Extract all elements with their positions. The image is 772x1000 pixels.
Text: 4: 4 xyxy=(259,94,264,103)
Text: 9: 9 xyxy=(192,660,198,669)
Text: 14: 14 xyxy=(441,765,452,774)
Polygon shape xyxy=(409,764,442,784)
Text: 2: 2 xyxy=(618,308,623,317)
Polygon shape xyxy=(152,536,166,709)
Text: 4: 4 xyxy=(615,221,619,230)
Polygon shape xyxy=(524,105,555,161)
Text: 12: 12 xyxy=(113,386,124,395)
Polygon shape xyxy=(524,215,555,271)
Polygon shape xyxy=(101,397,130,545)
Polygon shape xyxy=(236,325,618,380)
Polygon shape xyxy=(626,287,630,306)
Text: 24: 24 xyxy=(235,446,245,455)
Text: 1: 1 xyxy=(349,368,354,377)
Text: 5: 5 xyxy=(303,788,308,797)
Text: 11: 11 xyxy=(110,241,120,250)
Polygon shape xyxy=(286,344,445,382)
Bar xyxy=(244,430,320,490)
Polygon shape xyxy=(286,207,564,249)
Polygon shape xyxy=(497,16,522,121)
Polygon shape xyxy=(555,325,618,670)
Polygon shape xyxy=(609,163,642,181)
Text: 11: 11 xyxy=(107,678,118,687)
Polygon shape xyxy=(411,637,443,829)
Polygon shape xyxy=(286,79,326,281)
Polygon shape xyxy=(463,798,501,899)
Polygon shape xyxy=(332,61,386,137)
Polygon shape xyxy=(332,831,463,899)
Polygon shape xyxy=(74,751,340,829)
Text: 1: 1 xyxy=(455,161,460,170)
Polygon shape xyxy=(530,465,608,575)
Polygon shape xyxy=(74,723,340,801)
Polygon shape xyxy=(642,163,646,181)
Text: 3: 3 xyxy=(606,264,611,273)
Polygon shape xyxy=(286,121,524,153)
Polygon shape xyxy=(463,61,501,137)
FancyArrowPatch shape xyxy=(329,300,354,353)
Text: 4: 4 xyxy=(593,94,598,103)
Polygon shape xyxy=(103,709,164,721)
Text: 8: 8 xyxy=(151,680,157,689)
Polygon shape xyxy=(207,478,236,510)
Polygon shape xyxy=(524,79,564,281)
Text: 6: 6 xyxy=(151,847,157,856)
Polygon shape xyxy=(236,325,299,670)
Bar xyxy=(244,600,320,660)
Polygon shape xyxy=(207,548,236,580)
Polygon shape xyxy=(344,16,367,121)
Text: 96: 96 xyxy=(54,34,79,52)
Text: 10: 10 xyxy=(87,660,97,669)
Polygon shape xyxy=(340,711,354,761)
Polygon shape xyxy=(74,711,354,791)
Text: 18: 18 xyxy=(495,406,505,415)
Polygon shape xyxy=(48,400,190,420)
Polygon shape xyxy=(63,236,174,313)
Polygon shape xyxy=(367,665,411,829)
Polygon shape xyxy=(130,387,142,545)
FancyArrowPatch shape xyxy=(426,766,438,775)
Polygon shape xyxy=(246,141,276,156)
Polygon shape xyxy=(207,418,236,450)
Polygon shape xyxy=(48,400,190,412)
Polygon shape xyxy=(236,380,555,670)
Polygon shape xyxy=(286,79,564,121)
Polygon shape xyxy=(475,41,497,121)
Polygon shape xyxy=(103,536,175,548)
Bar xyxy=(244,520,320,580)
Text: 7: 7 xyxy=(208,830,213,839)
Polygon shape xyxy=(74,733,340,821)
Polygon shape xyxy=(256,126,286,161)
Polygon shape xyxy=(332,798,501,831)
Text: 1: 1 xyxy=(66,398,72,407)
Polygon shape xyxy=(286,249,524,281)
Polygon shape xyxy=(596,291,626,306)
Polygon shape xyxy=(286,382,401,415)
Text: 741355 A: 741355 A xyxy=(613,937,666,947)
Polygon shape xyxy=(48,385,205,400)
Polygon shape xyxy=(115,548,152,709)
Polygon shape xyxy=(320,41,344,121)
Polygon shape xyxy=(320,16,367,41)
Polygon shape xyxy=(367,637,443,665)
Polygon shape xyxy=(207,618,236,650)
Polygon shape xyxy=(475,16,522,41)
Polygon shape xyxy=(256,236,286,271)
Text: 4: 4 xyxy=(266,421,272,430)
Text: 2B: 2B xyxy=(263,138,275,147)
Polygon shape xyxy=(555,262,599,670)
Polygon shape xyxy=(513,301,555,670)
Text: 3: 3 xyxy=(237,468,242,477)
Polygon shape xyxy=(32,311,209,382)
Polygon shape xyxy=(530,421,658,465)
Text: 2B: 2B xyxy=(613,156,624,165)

##############################

- _Aim of the task_
Reproduce the lines word for word, starting at the first line and ending at the line containing "Text: 11: 11 xyxy=(107,678,118,687)", with both of those lines included.

- _Full output_
Extract all elements with their positions. The image is 772x1000 pixels.
Text: 4: 4 xyxy=(259,94,264,103)
Text: 9: 9 xyxy=(192,660,198,669)
Text: 14: 14 xyxy=(441,765,452,774)
Polygon shape xyxy=(409,764,442,784)
Text: 2: 2 xyxy=(618,308,623,317)
Polygon shape xyxy=(152,536,166,709)
Text: 4: 4 xyxy=(615,221,619,230)
Polygon shape xyxy=(524,105,555,161)
Text: 12: 12 xyxy=(113,386,124,395)
Polygon shape xyxy=(524,215,555,271)
Polygon shape xyxy=(101,397,130,545)
Polygon shape xyxy=(236,325,618,380)
Polygon shape xyxy=(626,287,630,306)
Text: 24: 24 xyxy=(235,446,245,455)
Text: 1: 1 xyxy=(349,368,354,377)
Text: 5: 5 xyxy=(303,788,308,797)
Text: 11: 11 xyxy=(110,241,120,250)
Polygon shape xyxy=(286,344,445,382)
Bar xyxy=(244,430,320,490)
Polygon shape xyxy=(286,207,564,249)
Polygon shape xyxy=(497,16,522,121)
Polygon shape xyxy=(555,325,618,670)
Polygon shape xyxy=(609,163,642,181)
Text: 11: 11 xyxy=(107,678,118,687)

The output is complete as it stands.